▸ **Task prompt**: Reproduce all the entries precisely.

▸ **Data in this exercise**:
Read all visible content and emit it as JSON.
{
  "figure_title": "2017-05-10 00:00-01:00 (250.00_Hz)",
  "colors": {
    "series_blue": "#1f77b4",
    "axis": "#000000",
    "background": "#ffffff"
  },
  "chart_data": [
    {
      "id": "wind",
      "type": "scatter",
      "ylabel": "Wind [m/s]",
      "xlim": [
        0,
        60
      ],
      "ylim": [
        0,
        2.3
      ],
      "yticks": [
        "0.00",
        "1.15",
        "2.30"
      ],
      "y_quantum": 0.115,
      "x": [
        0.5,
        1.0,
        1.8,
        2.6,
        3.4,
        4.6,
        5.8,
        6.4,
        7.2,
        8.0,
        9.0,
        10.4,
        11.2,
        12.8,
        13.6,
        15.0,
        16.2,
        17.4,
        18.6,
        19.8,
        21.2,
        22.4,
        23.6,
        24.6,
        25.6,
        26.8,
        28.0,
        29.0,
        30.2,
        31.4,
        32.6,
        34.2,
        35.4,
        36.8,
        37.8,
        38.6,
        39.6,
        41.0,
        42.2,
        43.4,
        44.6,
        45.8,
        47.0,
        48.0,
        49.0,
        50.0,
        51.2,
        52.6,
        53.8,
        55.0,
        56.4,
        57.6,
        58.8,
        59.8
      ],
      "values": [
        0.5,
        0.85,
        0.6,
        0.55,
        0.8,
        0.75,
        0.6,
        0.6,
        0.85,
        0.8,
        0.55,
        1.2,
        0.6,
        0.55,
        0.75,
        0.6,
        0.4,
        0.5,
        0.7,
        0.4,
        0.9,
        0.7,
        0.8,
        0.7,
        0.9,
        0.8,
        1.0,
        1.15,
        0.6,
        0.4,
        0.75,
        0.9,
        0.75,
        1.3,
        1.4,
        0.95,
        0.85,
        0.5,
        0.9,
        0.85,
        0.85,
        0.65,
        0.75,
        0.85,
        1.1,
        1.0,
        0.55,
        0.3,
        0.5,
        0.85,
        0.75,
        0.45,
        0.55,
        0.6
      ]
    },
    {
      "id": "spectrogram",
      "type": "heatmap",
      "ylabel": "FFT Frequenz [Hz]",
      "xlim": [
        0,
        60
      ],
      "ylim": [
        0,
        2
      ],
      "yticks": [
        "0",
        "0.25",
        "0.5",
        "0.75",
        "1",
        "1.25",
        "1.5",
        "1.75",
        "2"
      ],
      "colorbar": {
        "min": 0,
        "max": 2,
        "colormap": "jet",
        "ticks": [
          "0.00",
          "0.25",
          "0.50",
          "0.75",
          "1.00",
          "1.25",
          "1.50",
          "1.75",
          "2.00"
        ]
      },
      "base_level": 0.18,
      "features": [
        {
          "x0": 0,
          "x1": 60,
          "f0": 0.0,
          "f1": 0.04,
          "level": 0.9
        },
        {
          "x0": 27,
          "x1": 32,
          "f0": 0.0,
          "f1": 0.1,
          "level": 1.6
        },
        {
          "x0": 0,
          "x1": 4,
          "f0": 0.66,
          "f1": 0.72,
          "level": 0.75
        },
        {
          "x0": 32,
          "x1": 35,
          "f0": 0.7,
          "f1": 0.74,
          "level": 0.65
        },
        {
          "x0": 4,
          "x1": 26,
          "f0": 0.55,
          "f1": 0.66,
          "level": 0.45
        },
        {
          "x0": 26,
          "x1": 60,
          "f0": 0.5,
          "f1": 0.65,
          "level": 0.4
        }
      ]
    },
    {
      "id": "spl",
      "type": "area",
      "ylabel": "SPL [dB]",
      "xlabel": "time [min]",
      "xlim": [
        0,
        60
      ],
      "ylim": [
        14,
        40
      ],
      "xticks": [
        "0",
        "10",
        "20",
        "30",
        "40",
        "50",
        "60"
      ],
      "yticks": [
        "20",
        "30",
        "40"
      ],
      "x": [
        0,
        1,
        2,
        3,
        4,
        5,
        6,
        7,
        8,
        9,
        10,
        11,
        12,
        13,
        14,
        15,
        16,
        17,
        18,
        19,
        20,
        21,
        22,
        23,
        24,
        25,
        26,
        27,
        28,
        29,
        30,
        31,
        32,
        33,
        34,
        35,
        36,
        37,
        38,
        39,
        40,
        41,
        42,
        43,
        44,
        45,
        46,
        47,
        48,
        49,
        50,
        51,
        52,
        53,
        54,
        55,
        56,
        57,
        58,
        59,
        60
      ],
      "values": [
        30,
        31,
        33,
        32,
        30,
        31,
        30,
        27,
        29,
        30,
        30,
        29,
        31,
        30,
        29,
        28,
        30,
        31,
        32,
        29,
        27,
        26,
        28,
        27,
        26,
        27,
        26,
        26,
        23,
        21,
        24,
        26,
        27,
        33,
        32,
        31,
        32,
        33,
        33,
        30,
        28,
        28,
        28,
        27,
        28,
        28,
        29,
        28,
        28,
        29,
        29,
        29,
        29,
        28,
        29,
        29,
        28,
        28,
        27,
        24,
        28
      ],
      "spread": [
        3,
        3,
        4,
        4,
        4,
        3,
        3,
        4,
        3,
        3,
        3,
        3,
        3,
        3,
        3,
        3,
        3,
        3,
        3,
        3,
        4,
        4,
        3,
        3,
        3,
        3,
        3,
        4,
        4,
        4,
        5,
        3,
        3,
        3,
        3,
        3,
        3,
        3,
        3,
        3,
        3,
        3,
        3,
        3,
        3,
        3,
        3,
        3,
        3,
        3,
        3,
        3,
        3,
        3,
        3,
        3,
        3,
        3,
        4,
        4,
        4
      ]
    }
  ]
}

▸ **Completed exercise**:
Read all visible content and emit it as JSON.
{
  "figure_title": "2017-05-10 00:00-01:00 (250.00_Hz)",
  "colors": {
    "series_blue": "#1f77b4",
    "axis": "#000000",
    "background": "#ffffff"
  },
  "chart_data": [
    {
      "id": "wind",
      "type": "scatter",
      "ylabel": "Wind [m/s]",
      "xlim": [
        0,
        60
      ],
      "ylim": [
        0,
        2.3
      ],
      "yticks": [
        "0.00",
        "1.15",
        "2.30"
      ],
      "y_quantum": 0.115,
      "x": [
        0.5,
        1.0,
        1.8,
        2.6,
        3.4,
        4.6,
        5.8,
        6.4,
        7.2,
        8.0,
        9.0,
        10.4,
        11.2,
        12.8,
        13.6,
        15.0,
        16.2,
        17.4,
        18.6,
        19.8,
        21.2,
        22.4,
        23.6,
        24.6,
        25.6,
        26.8,
        28.0,
        29.0,
        30.2,
        31.4,
        32.6,
        34.2,
        35.4,
        36.8,
        37.8,
        38.6,
        39.6,
        41.0,
        42.2,
        43.4,
        44.6,
        45.8,
        47.0,
        48.0,
        49.0,
        50.0,
        51.2,
        52.6,
        53.8,
        55.0,
        56.4,
        57.6,
        58.8,
        59.8
      ],
      "values": [
        0.5,
        0.85,
        0.6,
        0.55,
        0.8,
        0.75,
        0.6,
        0.6,
        0.85,
        0.8,
        0.55,
        1.2,
        0.6,
        0.55,
        0.75,
        0.6,
        0.4,
        0.5,
        0.7,
        0.4,
        0.9,
        0.7,
        0.8,
        0.7,
        0.9,
        0.8,
        1.0,
        1.15,
        0.6,
        0.4,
        0.75,
        0.9,
        0.75,
        1.3,
        1.4,
        0.95,
        0.85,
        0.5,
        0.9,
        0.85,
        0.85,
        0.65,
        0.75,
        0.85,
        1.1,
        1.0,
        0.55,
        0.3,
        0.5,
        0.85,
        0.75,
        0.45,
        0.55,
        0.6
      ]
    },
    {
      "id": "spectrogram",
      "type": "heatmap",
      "ylabel": "FFT Frequenz [Hz]",
      "xlim": [
        0,
        60
      ],
      "ylim": [
        0,
        2
      ],
      "yticks": [
        "0",
        "0.25",
        "0.5",
        "0.75",
        "1",
        "1.25",
        "1.5",
        "1.75",
        "2"
      ],
      "colorbar": {
        "min": 0,
        "max": 2,
        "colormap": "jet",
        "ticks": [
          "0.00",
          "0.25",
          "0.50",
          "0.75",
          "1.00",
          "1.25",
          "1.50",
          "1.75",
          "2.00"
        ]
      },
      "base_level": 0.18,
      "features": [
        {
          "x0": 0,
          "x1": 60,
          "f0": 0.0,
          "f1": 0.04,
          "level": 0.9
        },
        {
          "x0": 27,
          "x1": 32,
          "f0": 0.0,
          "f1": 0.1,
          "level": 1.6
        },
        {
          "x0": 0,
          "x1": 4,
          "f0": 0.66,
          "f1": 0.72,
          "level": 0.75
        },
        {
          "x0": 32,
          "x1": 35,
          "f0": 0.7,
          "f1": 0.74,
          "level": 0.65
        },
        {
          "x0": 4,
          "x1": 26,
          "f0": 0.55,
          "f1": 0.66,
          "level": 0.45
        },
        {
          "x0": 26,
          "x1": 60,
          "f0": 0.5,
          "f1": 0.65,
          "level": 0.4
        }
      ]
    },
    {
      "id": "spl",
      "type": "area",
      "ylabel": "SPL [dB]",
      "xlabel": "time [min]",
      "xlim": [
        0,
        60
      ],
      "ylim": [
        14,
        40
      ],
      "xticks": [
        "0",
        "10",
        "20",
        "30",
        "40",
        "50",
        "60"
      ],
      "yticks": [
        "20",
        "30",
        "40"
      ],
      "x": [
        0,
        1,
        2,
        3,
        4,
        5,
        6,
        7,
        8,
        9,
        10,
        11,
        12,
        13,
        14,
        15,
        16,
        17,
        18,
        19,
        20,
        21,
        22,
        23,
        24,
        25,
        26,
        27,
        28,
        29,
        30,
        31,
        32,
        33,
        34,
        35,
        36,
        37,
        38,
        39,
        40,
        41,
        42,
        43,
        44,
        45,
        46,
        47,
        48,
        49,
        50,
        51,
        52,
        53,
        54,
        55,
        56,
        57,
        58,
        59,
        60
      ],
      "values": [
        30,
        31,
        33,
        32,
        30,
        31,
        30,
        27,
        29,
        30,
        30,
        29,
        31,
        30,
        29,
        28,
        30,
        31,
        32,
        29,
        27,
        26,
        28,
        27,
        26,
        27,
        26,
        26,
        23,
        21,
        24,
        26,
        27,
        33,
        32,
        31,
        32,
        33,
        33,
        30,
        28,
        28,
        28,
        27,
        28,
        28,
        29,
        28,
        28,
        29,
        29,
        29,
        29,
        28,
        29,
        29,
        28,
        28,
        27,
        24,
        28
      ],
      "spread": [
        3,
        3,
        4,
        4,
        4,
        3,
        3,
        4,
        3,
        3,
        3,
        3,
        3,
        3,
        3,
        3,
        3,
        3,
        3,
        3,
        4,
        4,
        3,
        3,
        3,
        3,
        3,
        4,
        4,
        4,
        5,
        3,
        3,
        3,
        3,
        3,
        3,
        3,
        3,
        3,
        3,
        3,
        3,
        3,
        3,
        3,
        3,
        3,
        3,
        3,
        3,
        3,
        3,
        3,
        3,
        3,
        3,
        3,
        4,
        4,
        4
      ]
    }
  ]
}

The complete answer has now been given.